**GIVEN REQUEST A:** Rewrite the rows below, from the first one through the line containing "tab-6[interactable]: 提成方案 ×", replacing "Add profile section" with "Edit profile section" and leaving everything else unchanged.

==== PASSAGE SHOWN

Something Familiar  

I feel certain that the largest part of all photographs ever taken or being taken or to be taken is and will continue to be, portraits. This is not only true, it is also necessary. We are not solitary mammals, like the elephant, the whale and the ape. What is most profoundly felt between us, even if hidden, will reappear in our own portraits of one another.             

 -Ben Maddow, 1977 [1]

This series is about the two worlds we occupy, our inner universe of self and the one that forms us. It’s about those moments of vulnerability when we retract into ourselves and peek out from inside. The soft tissue of our hearts and minds protected by the barriers we place around us, and the ones we find ourselves surrounded by. 

I’m interested in exploring relationships both outside and within the portrait. They are as much about the construction, the form and the objectification of images as their emotional content. They represent the fragility and the unseen behind what we present to the world and how we present it.

========
==== MATERIAL PROVIDED

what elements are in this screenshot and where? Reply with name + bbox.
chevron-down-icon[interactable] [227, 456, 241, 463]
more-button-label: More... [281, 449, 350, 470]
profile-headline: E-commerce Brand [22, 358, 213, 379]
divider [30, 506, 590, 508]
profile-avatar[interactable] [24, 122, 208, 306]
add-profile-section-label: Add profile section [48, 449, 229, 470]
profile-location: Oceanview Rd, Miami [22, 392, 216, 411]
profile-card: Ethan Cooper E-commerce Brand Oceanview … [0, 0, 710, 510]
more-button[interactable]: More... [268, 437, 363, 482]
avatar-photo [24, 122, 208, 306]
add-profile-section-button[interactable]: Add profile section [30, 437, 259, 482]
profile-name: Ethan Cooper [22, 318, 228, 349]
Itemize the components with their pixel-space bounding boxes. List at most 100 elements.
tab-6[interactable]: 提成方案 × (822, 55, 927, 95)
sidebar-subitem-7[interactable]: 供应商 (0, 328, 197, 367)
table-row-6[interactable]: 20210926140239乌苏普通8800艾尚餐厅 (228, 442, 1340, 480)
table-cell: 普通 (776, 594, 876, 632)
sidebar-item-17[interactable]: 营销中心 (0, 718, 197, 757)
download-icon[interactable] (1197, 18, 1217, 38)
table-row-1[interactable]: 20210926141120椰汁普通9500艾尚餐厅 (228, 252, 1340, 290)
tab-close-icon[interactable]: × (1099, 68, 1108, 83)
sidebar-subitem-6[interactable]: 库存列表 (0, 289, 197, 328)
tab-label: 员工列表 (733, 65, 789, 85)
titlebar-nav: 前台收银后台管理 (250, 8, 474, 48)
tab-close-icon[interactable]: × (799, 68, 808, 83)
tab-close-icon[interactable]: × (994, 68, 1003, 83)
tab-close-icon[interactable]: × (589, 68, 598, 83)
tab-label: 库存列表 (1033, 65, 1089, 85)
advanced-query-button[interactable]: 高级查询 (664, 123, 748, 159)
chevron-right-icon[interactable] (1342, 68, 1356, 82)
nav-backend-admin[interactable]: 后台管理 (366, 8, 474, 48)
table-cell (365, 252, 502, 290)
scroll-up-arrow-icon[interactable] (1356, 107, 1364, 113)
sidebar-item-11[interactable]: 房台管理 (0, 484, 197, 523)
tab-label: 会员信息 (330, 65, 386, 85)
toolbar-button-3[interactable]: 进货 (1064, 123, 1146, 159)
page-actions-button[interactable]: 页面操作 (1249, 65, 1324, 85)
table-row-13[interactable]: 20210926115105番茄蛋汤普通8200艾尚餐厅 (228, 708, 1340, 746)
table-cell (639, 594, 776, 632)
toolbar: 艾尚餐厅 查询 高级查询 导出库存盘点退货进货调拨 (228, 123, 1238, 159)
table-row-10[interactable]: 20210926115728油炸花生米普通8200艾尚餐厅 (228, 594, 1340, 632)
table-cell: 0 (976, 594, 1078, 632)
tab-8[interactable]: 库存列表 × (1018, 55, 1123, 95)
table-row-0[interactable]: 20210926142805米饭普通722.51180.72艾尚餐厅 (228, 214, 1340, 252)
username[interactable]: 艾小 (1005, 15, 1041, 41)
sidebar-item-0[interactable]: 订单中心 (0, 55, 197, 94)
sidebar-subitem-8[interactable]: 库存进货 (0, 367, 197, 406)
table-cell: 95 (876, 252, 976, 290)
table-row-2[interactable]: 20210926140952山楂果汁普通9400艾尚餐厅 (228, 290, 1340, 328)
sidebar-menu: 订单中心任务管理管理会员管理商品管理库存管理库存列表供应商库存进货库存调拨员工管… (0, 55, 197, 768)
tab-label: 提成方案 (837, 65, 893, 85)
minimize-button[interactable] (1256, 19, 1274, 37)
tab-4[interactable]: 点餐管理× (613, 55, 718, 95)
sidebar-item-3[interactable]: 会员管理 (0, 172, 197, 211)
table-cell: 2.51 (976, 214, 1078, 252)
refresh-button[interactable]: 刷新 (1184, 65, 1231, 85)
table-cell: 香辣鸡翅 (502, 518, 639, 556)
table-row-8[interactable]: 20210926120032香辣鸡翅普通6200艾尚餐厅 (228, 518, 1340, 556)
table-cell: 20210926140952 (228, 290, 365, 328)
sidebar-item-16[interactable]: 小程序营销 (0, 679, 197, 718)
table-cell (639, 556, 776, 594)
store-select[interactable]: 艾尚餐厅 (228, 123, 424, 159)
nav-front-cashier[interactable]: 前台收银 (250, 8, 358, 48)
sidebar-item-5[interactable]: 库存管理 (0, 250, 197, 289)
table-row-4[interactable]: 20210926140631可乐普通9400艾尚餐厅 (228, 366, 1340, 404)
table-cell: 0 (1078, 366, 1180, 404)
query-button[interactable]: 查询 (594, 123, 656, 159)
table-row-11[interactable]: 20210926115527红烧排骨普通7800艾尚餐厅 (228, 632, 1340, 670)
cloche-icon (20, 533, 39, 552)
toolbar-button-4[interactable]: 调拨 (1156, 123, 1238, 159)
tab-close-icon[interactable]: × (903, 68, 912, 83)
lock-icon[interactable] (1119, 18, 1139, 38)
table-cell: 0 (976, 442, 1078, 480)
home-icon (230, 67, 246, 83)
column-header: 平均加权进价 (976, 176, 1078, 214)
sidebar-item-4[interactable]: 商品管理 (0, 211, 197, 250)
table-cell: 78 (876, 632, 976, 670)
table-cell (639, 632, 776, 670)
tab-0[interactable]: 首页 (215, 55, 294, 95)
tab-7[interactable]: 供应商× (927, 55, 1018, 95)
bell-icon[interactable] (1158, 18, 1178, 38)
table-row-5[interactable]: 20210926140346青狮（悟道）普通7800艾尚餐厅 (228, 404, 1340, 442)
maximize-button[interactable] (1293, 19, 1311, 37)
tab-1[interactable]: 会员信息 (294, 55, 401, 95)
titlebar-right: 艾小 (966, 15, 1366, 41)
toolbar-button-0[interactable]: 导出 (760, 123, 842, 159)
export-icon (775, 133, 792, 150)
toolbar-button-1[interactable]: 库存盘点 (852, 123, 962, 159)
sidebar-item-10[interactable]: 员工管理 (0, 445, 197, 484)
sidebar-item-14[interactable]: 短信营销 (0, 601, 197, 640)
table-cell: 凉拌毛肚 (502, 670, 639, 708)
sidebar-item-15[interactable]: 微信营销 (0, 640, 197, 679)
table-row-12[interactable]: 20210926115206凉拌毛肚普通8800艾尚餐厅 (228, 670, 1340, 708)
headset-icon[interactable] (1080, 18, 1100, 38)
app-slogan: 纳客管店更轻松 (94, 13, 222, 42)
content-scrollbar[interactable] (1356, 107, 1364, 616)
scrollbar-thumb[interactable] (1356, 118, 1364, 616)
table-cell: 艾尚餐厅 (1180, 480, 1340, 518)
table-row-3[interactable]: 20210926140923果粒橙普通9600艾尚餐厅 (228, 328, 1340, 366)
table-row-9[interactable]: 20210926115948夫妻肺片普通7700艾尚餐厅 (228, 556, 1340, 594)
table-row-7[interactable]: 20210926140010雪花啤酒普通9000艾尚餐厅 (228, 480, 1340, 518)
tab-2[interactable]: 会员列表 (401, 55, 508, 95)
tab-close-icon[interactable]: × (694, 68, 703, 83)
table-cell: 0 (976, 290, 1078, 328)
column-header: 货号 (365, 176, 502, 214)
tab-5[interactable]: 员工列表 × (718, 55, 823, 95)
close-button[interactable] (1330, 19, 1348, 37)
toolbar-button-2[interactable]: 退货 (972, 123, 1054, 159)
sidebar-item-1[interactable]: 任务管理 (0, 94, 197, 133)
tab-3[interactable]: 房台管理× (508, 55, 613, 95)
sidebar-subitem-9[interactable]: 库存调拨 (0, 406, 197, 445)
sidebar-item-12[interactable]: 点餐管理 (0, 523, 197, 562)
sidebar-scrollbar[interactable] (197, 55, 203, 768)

========

**GIVEN REQUEST B:**
Answer the following questions about the passage titled "Something Familiar":
(i) Which solitary mammals does the quotation name?
(ii) To what year is the quotation from Ben Maddow dated?
(iii) What are the two worlds that the series is said to be about?

**PROBLEM SOLUTION A:**
what elements are in this screenshot and where? Reply with name + bbox.
chevron-down-icon[interactable] [227, 456, 241, 463]
more-button-label: More... [281, 449, 350, 470]
profile-headline: E-commerce Brand [22, 358, 213, 379]
divider [30, 506, 590, 508]
profile-avatar[interactable] [24, 122, 208, 306]
add-profile-section-label: Edit profile section [48, 449, 229, 470]
profile-location: Oceanview Rd, Miami [22, 392, 216, 411]
profile-card: Ethan Cooper E-commerce Brand Oceanview … [0, 0, 710, 510]
more-button[interactable]: More... [268, 437, 363, 482]
avatar-photo [24, 122, 208, 306]
add-profile-section-button[interactable]: Edit profile section [30, 437, 259, 482]
profile-name: Ethan Cooper [22, 318, 228, 349]
Itemize the components with their pixel-space bounding boxes. List at most 100 elements.
tab-6[interactable]: 提成方案 × (822, 55, 927, 95)

**PROBLEM SOLUTION B:**
(i) The elephant, the whale and the ape.
(ii) 1977.
(iii) Our inner universe of self and the one that forms us.